• [WHAT NEEDS TO BE DONE] Copy every line of the data that includes the string "doesn".

• [RECORDS PROVIDED]
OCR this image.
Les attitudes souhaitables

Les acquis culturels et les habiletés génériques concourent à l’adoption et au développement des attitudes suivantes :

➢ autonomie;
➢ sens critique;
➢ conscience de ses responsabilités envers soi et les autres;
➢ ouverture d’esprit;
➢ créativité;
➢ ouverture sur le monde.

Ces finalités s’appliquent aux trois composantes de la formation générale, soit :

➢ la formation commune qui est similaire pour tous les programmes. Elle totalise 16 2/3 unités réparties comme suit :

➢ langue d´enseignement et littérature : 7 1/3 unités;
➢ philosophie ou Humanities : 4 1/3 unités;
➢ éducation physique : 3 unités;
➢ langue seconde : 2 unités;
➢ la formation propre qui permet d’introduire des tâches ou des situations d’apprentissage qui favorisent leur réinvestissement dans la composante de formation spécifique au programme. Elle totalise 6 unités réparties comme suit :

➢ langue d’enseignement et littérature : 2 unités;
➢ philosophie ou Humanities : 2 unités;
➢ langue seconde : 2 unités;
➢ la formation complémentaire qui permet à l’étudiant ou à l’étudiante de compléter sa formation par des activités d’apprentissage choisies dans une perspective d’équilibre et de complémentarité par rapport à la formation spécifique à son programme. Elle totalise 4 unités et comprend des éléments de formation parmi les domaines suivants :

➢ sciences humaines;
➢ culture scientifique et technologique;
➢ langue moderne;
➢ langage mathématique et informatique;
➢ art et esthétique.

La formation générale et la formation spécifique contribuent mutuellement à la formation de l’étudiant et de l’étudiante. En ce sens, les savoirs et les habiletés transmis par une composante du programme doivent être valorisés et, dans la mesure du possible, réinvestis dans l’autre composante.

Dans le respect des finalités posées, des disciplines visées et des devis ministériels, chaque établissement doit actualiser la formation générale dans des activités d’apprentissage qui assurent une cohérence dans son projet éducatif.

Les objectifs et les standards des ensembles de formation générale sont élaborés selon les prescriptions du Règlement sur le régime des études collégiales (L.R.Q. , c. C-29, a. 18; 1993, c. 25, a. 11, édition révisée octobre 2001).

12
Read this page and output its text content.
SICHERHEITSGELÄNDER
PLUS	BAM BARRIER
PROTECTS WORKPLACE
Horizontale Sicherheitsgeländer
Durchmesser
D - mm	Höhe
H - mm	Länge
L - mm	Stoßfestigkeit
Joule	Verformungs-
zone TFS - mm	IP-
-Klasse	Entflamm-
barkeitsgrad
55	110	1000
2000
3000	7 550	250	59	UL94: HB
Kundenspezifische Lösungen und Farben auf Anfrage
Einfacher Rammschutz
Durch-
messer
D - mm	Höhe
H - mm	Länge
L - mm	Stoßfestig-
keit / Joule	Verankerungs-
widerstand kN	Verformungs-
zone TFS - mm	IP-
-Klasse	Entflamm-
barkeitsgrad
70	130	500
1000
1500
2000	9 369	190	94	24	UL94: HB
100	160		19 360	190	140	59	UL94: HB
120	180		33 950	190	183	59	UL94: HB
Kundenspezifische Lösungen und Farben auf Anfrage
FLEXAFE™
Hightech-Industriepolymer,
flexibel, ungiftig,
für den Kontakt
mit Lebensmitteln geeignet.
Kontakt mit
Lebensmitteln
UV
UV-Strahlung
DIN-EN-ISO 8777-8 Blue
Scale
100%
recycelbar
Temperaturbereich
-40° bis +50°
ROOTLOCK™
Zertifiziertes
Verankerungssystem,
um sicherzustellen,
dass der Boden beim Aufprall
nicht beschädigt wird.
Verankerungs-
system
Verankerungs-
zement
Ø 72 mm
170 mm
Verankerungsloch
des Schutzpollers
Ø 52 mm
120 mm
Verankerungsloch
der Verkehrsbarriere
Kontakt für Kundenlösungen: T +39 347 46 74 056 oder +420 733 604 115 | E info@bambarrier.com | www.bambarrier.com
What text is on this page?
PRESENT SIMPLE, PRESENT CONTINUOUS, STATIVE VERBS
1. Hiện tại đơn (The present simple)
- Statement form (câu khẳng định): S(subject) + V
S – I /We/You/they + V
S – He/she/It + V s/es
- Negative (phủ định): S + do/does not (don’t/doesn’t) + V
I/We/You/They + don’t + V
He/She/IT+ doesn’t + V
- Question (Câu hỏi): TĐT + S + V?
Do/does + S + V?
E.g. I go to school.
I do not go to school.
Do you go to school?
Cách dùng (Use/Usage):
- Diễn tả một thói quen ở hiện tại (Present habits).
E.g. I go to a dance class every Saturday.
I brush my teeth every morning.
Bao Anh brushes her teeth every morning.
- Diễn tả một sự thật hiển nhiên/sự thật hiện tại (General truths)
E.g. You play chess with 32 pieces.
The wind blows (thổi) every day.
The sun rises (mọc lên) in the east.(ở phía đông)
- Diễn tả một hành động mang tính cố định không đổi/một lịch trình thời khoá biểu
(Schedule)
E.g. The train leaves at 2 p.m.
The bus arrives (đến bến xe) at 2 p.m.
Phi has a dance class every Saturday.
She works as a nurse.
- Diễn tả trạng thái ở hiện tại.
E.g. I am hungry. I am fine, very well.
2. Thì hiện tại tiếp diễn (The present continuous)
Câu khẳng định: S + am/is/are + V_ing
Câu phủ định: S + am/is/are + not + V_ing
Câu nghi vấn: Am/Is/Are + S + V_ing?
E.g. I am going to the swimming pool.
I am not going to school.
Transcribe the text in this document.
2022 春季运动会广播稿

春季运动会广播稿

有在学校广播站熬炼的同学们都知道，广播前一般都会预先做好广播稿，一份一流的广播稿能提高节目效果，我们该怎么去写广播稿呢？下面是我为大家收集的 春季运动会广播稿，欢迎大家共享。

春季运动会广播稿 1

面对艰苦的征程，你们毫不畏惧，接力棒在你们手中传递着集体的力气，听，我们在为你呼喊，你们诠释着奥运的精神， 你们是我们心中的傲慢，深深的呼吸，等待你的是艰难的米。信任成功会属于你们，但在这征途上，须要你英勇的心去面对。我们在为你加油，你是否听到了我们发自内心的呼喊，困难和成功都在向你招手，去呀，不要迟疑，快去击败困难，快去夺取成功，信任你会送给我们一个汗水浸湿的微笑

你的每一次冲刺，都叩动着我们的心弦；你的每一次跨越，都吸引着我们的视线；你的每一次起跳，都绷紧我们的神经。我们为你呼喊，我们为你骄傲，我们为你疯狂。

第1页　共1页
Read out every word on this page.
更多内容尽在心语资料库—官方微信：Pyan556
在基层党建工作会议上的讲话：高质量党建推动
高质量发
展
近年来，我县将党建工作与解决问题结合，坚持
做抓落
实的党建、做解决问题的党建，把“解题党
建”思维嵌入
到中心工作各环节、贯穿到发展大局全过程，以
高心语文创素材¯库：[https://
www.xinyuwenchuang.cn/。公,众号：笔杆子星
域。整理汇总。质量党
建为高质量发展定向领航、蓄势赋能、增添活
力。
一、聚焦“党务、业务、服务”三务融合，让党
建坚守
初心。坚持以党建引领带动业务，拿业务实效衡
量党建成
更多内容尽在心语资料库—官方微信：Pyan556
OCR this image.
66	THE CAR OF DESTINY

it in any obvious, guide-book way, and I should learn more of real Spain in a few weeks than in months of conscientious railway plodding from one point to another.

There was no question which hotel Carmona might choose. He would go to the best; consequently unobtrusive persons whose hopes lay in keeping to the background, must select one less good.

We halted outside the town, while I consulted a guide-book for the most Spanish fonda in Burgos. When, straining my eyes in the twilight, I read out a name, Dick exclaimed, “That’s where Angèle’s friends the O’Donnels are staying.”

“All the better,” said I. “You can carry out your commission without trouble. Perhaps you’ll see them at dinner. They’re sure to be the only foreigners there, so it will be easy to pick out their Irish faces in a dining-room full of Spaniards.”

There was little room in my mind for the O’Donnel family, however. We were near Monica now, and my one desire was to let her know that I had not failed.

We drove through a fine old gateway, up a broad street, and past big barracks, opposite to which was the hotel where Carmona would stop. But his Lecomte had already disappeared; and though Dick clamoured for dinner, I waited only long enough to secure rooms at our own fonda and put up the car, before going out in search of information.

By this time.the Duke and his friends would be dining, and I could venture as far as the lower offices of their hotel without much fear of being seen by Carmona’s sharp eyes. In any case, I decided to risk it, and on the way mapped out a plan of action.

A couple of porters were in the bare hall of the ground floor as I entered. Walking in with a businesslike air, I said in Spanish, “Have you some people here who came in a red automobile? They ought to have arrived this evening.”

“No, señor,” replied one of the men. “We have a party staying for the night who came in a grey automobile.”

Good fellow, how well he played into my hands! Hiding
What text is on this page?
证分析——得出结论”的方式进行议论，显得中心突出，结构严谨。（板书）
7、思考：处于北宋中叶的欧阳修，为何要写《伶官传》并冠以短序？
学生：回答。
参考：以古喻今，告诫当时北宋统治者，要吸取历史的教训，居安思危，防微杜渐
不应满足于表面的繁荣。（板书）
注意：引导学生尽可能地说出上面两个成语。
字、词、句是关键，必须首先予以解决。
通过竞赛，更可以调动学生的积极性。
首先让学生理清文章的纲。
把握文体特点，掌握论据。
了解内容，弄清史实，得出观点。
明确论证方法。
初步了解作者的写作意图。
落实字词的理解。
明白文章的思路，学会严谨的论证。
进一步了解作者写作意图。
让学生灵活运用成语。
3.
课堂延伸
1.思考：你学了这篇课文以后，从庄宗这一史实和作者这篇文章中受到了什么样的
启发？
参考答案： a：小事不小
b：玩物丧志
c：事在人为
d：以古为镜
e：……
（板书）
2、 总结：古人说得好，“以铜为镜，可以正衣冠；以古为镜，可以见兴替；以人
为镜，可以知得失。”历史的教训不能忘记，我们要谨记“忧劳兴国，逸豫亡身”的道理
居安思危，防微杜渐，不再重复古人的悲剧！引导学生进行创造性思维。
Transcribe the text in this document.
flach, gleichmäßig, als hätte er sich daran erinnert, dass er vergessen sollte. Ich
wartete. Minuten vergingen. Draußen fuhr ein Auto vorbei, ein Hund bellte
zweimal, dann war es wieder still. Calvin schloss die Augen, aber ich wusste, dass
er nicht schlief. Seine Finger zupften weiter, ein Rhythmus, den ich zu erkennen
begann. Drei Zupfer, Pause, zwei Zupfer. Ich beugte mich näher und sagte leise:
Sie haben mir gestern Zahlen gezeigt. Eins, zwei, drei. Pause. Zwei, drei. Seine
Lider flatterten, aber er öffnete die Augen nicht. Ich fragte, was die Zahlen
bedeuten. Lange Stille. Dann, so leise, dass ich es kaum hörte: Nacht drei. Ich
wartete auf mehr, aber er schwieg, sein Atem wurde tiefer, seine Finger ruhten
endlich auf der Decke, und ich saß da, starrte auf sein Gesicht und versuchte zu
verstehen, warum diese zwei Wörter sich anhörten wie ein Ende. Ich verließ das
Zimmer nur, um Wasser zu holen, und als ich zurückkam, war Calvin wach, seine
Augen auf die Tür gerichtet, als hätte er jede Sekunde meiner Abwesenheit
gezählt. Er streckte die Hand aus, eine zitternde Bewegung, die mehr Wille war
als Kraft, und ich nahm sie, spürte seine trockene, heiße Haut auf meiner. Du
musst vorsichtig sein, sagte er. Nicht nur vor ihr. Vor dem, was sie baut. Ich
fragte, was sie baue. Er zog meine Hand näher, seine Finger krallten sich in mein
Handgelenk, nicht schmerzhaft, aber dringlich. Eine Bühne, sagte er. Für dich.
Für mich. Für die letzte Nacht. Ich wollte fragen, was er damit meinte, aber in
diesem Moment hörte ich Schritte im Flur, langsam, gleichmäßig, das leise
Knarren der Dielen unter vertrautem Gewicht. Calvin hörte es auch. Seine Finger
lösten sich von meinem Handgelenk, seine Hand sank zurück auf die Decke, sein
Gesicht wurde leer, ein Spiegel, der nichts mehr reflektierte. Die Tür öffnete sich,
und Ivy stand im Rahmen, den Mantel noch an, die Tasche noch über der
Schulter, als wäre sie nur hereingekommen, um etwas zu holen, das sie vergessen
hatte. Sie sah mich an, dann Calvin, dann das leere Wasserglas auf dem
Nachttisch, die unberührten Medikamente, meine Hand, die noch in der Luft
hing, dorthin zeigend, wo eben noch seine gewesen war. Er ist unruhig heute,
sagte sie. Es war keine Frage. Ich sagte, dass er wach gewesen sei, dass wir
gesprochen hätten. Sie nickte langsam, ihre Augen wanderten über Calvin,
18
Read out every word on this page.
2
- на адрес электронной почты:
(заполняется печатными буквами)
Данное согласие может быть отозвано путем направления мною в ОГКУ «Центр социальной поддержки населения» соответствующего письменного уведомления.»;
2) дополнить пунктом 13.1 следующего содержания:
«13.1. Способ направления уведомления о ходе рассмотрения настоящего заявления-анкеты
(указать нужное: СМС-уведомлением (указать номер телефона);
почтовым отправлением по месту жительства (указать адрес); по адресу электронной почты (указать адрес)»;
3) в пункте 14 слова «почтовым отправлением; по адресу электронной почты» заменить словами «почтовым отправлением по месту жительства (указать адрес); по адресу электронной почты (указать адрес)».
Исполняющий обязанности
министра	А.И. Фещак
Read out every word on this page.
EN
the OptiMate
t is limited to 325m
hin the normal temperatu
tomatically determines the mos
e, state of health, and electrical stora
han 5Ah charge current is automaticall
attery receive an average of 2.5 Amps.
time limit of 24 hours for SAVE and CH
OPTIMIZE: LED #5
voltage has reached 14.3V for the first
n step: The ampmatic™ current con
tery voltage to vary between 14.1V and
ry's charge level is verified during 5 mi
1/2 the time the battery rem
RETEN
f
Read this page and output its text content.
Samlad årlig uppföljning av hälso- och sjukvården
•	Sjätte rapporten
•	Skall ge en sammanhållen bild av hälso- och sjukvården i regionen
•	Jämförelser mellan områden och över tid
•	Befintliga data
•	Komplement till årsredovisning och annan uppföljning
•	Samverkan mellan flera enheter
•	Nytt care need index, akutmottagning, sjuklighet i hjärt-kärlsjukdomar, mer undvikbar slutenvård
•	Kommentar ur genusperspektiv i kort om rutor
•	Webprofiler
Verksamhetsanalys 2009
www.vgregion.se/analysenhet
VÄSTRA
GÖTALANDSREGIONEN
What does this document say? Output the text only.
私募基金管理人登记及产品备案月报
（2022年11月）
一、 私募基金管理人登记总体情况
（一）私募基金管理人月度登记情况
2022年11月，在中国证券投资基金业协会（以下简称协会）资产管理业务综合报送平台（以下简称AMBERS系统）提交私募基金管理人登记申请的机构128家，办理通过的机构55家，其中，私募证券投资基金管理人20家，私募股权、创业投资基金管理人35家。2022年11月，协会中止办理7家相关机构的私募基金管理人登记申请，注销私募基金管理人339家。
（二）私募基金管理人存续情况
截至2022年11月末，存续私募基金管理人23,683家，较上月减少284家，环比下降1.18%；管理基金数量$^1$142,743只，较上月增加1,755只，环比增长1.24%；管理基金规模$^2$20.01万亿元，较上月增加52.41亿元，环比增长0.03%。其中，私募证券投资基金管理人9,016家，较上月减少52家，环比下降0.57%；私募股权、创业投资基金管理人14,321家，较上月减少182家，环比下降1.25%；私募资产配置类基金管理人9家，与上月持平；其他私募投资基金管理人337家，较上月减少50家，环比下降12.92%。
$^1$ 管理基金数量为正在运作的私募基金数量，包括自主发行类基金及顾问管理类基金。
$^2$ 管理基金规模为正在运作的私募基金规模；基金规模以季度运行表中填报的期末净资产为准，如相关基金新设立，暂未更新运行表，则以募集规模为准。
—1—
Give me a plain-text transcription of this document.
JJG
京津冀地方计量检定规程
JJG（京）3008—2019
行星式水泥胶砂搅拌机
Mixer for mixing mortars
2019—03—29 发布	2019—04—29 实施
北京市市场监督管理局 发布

• [TASK RESPONSE]
- Negative (phủ định): S + do/does not (don’t/doesn’t) + V
He/She/IT+ doesn’t + V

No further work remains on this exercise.